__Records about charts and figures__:
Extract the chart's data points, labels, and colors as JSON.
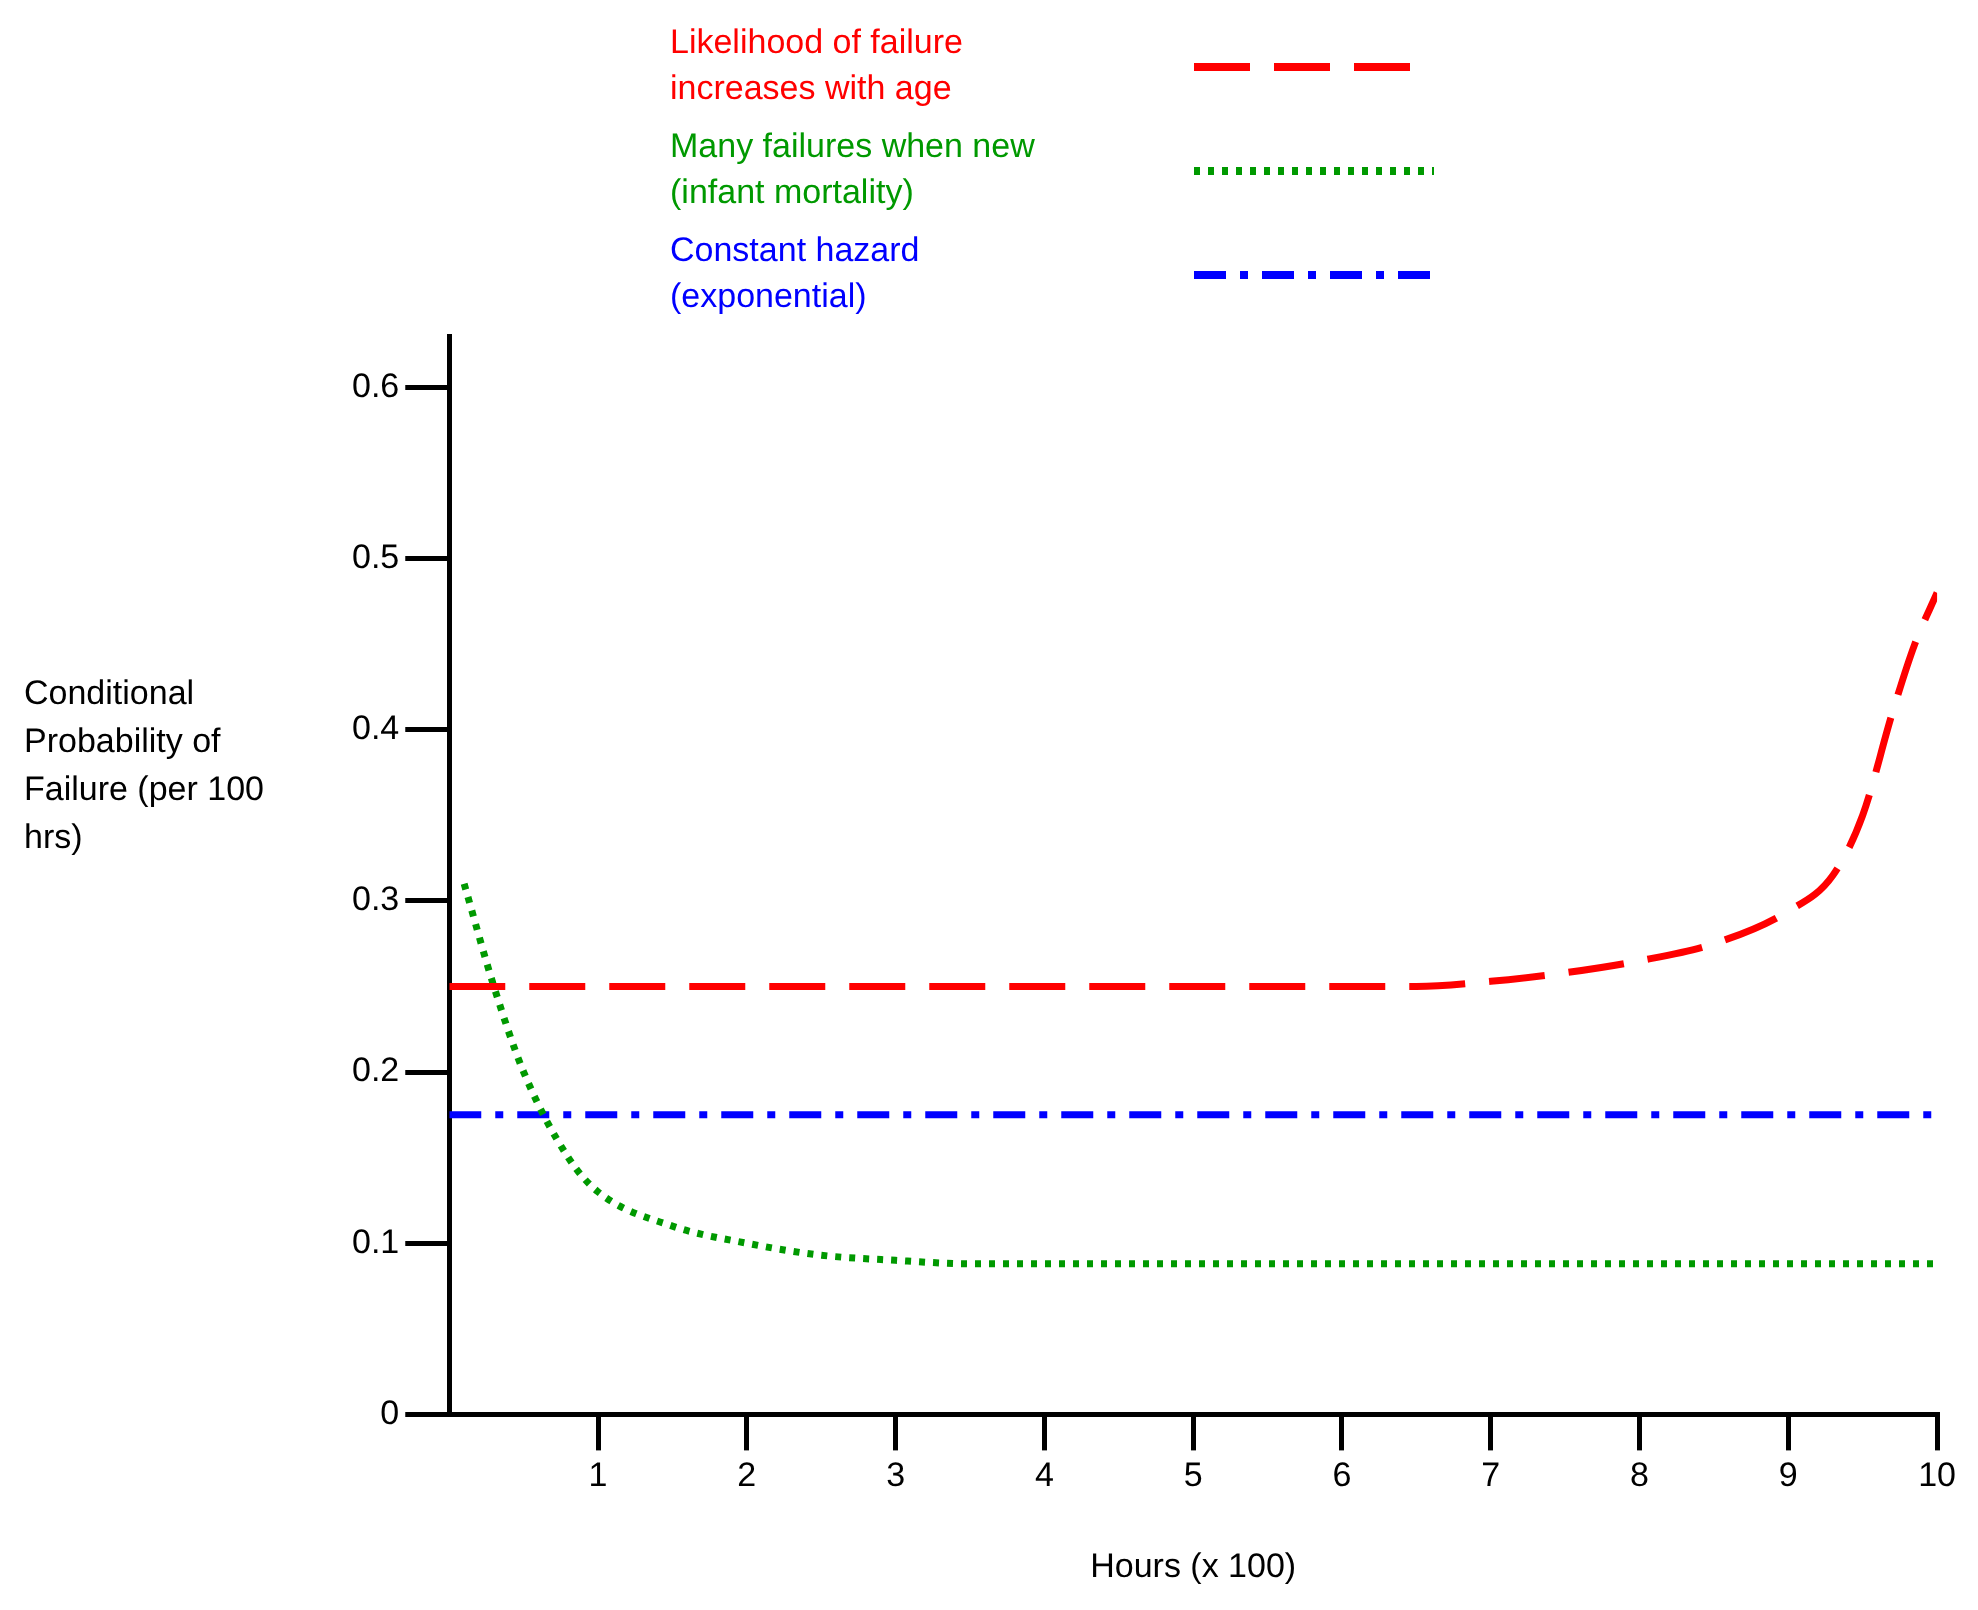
{
  "chart_data": {
    "type": "line",
    "xlabel": "Hours (x 100)",
    "ylabel": "Conditional Probability of Failure (per 100 hrs)",
    "xlim": [
      0,
      10
    ],
    "xticks": [
      1,
      2,
      3,
      4,
      5,
      6,
      7,
      8,
      9,
      10
    ],
    "ylim": [
      0,
      0.63
    ],
    "yticks": [
      0,
      0.1,
      0.2,
      0.3,
      0.4,
      0.5,
      0.6
    ],
    "grid": false,
    "legend": "top",
    "marker": "none",
    "series": [
      {
        "name": "Likelihood of failure increases with age",
        "color": "#ff0000",
        "line_style": "dashed",
        "x": [
          0,
          1,
          2,
          3,
          4,
          5,
          6,
          6.5,
          7,
          7.5,
          8,
          8.5,
          9,
          9.3,
          9.5,
          9.7,
          9.85,
          10
        ],
        "values": [
          0.25,
          0.25,
          0.25,
          0.25,
          0.25,
          0.25,
          0.25,
          0.25,
          0.253,
          0.258,
          0.265,
          0.275,
          0.294,
          0.315,
          0.35,
          0.41,
          0.45,
          0.48
        ]
      },
      {
        "name": "Many failures when new (infant mortality)",
        "color": "#009900",
        "line_style": "dotted",
        "x": [
          0.1,
          0.3,
          0.5,
          0.8,
          1,
          1.5,
          2,
          2.5,
          3,
          3.5,
          5,
          7,
          10
        ],
        "values": [
          0.31,
          0.25,
          0.2,
          0.15,
          0.13,
          0.11,
          0.1,
          0.093,
          0.09,
          0.088,
          0.088,
          0.088,
          0.088
        ]
      },
      {
        "name": "Constant hazard (exponential)",
        "color": "#0000ff",
        "line_style": "dashdot",
        "x": [
          0,
          10
        ],
        "values": [
          0.175,
          0.175
        ]
      }
    ]
  }
}
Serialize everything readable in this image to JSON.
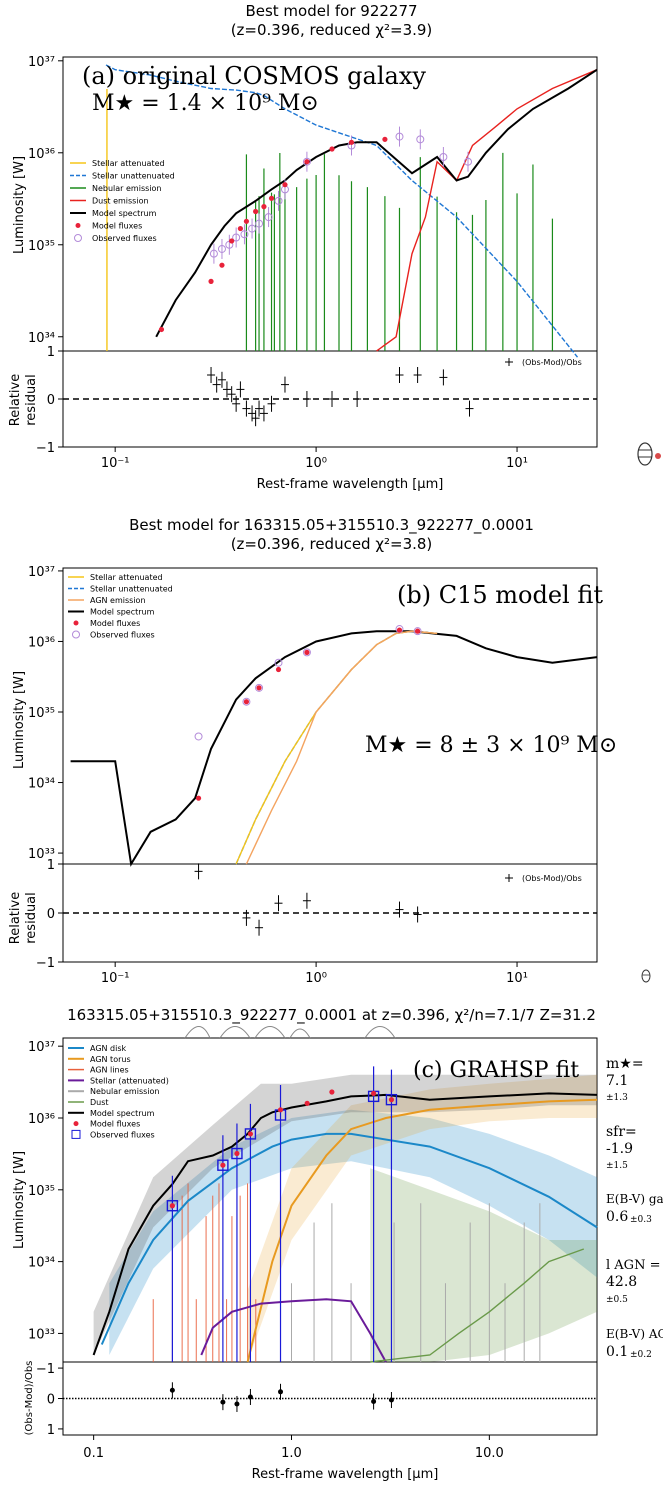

__Instructions for the task__: From the entries above, copy out every line where the string "JSON" appears.

__Task response__:
Extract the chart's data points, labels, and colors as JSON.
Serialize everything readable in this image to JSON.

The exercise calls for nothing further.